▶ **Work to be completed**
Look through the listing and locate every line containing the word "Водоотведение"; copy those lines.

▶ **Entries shown**

--- BEGIN ---

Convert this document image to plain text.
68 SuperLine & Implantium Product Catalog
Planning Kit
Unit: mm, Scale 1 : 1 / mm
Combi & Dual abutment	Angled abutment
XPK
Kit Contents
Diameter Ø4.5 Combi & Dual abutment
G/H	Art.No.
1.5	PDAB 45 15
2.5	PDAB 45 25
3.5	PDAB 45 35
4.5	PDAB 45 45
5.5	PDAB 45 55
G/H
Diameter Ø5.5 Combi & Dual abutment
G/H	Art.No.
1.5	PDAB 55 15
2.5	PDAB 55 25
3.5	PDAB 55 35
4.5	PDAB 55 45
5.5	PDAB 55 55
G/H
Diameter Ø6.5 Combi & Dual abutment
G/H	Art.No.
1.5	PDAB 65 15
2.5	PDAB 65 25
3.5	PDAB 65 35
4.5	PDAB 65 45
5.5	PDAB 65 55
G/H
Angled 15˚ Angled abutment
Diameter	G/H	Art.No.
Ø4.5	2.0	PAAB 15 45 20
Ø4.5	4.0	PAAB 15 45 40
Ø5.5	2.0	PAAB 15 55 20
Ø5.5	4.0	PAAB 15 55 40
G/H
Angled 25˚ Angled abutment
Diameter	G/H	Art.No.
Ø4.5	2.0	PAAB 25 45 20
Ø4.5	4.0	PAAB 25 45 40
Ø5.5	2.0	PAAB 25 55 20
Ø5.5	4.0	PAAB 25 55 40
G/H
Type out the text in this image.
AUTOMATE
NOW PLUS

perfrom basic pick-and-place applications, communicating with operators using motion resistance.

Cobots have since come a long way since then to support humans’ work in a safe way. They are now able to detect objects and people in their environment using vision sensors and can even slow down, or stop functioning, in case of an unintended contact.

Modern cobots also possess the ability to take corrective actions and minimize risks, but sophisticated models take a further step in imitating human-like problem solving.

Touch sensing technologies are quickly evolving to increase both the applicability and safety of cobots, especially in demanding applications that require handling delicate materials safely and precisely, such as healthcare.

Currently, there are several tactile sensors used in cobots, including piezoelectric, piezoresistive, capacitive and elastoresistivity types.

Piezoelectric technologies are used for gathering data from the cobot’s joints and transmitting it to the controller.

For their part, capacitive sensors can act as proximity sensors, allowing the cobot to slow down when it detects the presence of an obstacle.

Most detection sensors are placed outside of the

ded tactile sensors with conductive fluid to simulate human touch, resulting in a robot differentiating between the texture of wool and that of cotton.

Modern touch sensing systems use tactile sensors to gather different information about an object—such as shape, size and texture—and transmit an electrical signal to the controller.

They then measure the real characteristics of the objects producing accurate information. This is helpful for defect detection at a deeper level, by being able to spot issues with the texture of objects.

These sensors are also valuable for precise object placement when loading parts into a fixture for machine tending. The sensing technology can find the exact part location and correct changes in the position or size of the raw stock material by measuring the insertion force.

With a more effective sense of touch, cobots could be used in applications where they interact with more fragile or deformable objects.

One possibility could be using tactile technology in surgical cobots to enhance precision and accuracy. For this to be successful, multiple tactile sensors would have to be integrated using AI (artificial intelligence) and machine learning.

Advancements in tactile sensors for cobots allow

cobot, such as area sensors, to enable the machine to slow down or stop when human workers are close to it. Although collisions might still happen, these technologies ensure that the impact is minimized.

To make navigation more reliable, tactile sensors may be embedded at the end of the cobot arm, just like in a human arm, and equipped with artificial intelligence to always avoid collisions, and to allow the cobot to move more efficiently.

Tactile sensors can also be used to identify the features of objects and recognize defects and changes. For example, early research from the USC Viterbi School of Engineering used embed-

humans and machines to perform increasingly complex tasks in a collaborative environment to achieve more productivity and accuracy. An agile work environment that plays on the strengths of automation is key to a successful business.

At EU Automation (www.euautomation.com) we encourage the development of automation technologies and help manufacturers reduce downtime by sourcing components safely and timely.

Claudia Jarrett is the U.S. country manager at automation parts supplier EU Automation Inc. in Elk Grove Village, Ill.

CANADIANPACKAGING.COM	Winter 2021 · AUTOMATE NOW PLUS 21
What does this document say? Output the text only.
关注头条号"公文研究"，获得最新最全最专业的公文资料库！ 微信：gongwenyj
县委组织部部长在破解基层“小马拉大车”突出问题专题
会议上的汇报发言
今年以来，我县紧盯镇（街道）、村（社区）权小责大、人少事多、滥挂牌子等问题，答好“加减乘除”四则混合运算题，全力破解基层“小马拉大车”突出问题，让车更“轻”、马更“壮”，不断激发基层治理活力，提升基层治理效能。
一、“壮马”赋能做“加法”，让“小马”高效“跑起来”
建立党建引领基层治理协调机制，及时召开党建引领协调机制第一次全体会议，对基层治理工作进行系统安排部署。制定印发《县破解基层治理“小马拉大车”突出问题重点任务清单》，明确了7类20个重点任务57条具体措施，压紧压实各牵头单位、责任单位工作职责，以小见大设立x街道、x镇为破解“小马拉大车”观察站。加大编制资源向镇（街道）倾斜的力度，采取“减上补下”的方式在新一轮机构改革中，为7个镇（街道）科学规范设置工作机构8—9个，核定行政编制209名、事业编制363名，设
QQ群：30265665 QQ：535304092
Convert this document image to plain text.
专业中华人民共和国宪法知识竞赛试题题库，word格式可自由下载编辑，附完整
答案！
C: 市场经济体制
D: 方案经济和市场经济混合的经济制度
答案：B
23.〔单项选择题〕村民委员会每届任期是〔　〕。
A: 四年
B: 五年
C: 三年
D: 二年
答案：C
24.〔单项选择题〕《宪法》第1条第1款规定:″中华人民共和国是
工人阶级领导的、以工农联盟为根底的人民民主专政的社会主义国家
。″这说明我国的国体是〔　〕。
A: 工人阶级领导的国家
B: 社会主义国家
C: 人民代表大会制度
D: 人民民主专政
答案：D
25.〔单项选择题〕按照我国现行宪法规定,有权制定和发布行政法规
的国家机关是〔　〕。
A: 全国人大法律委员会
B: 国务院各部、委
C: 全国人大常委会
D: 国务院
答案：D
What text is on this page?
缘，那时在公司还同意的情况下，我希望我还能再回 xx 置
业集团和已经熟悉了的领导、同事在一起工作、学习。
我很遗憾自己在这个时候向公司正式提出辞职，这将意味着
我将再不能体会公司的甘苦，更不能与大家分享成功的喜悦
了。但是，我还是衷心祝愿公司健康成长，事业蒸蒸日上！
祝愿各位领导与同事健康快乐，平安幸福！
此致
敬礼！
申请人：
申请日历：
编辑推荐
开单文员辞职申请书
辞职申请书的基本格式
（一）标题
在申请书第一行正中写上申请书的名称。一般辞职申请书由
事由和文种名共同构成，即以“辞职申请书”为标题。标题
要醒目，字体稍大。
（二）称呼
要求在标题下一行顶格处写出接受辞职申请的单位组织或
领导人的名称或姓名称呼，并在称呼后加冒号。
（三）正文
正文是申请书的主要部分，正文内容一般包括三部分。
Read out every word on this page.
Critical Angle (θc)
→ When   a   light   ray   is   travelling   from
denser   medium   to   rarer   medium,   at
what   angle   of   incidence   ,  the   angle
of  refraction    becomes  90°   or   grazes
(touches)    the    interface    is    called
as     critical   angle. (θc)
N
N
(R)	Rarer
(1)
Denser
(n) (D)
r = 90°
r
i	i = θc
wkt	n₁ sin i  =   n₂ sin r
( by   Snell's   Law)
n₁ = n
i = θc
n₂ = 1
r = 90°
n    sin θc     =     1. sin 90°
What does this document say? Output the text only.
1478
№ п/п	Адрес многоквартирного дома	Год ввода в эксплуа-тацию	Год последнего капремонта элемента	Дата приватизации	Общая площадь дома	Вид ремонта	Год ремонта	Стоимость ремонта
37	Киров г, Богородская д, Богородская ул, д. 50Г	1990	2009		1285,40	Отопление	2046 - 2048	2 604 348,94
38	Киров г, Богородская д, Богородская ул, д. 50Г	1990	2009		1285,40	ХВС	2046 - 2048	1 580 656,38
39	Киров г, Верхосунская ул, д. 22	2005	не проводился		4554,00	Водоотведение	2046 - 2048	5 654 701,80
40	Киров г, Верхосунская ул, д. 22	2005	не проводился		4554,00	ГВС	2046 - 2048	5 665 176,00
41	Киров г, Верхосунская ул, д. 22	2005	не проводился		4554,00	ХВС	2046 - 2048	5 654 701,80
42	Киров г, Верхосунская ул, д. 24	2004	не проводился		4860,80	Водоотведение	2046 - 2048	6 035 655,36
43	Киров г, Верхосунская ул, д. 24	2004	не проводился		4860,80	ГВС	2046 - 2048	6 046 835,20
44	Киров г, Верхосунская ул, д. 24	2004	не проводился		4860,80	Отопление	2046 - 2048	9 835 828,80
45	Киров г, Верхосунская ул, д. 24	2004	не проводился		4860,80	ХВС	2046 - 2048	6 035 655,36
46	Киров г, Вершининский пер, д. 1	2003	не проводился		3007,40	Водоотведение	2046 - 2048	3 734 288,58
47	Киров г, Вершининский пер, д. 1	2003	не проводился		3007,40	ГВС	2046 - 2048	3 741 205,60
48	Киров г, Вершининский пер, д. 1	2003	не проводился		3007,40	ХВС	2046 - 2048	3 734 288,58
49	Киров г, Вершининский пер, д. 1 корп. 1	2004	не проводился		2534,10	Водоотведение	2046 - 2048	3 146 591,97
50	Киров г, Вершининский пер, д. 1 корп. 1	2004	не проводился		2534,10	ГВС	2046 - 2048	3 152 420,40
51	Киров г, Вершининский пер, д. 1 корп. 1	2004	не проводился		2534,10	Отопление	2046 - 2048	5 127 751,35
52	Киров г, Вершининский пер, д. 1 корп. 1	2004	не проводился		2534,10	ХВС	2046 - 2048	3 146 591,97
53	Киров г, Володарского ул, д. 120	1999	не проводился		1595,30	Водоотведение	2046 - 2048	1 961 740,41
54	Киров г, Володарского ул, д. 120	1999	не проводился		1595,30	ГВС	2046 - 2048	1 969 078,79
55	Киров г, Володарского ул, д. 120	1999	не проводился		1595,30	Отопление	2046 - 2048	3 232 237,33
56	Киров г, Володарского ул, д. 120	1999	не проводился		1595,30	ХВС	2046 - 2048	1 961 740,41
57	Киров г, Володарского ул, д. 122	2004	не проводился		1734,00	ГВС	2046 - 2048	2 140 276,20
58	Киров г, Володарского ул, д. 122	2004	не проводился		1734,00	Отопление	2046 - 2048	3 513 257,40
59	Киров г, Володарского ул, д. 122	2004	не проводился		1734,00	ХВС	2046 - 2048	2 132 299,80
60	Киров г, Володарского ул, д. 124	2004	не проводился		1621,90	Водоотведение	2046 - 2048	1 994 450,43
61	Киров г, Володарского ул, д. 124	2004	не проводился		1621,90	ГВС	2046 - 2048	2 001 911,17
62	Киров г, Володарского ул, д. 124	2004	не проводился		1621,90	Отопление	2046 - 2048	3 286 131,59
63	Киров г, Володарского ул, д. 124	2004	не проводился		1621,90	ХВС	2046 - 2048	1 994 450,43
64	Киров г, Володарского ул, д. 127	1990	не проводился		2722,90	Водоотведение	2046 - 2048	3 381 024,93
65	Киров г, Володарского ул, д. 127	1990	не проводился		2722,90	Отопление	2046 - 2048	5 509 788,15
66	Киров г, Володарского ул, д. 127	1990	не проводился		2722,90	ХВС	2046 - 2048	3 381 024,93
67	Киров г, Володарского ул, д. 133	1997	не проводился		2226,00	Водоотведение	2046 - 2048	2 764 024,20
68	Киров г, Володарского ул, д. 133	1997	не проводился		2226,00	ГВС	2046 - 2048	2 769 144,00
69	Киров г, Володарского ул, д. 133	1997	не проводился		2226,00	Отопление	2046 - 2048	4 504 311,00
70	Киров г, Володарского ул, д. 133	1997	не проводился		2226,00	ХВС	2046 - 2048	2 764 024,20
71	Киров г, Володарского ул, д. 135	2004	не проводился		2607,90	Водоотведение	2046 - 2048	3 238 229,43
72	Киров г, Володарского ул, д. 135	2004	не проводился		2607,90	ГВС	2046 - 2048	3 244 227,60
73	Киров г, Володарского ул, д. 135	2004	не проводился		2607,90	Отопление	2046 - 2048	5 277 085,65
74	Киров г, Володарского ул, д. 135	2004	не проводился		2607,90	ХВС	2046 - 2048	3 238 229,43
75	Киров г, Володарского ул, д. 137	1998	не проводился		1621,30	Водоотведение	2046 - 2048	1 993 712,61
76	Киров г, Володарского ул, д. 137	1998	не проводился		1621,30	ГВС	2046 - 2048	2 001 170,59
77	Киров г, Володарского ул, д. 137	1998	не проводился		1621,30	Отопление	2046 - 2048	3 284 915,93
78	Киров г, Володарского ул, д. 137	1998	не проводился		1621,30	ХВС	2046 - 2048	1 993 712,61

--- END ---

▶ **The result**
39	Киров г, Верхосунская ул, д. 22	2005	не проводился		4554,00	Водоотведение	2046 - 2048	5 654 701,80
42	Киров г, Верхосунская ул, д. 24	2004	не проводился		4860,80	Водоотведение	2046 - 2048	6 035 655,36
46	Киров г, Вершининский пер, д. 1	2003	не проводился		3007,40	Водоотведение	2046 - 2048	3 734 288,58
49	Киров г, Вершининский пер, д. 1 корп. 1	2004	не проводился		2534,10	Водоотведение	2046 - 2048	3 146 591,97
53	Киров г, Володарского ул, д. 120	1999	не проводился		1595,30	Водоотведение	2046 - 2048	1 961 740,41
60	Киров г, Володарского ул, д. 124	2004	не проводился		1621,90	Водоотведение	2046 - 2048	1 994 450,43
64	Киров г, Володарского ул, д. 127	1990	не проводился		2722,90	Водоотведение	2046 - 2048	3 381 024,93
67	Киров г, Володарского ул, д. 133	1997	не проводился		2226,00	Водоотведение	2046 - 2048	2 764 024,20
71	Киров г, Володарского ул, д. 135	2004	не проводился		2607,90	Водоотведение	2046 - 2048	3 238 229,43
75	Киров г, Володарского ул, д. 137	1998	не проводился		1621,30	Водоотведение	2046 - 2048	1 993 712,61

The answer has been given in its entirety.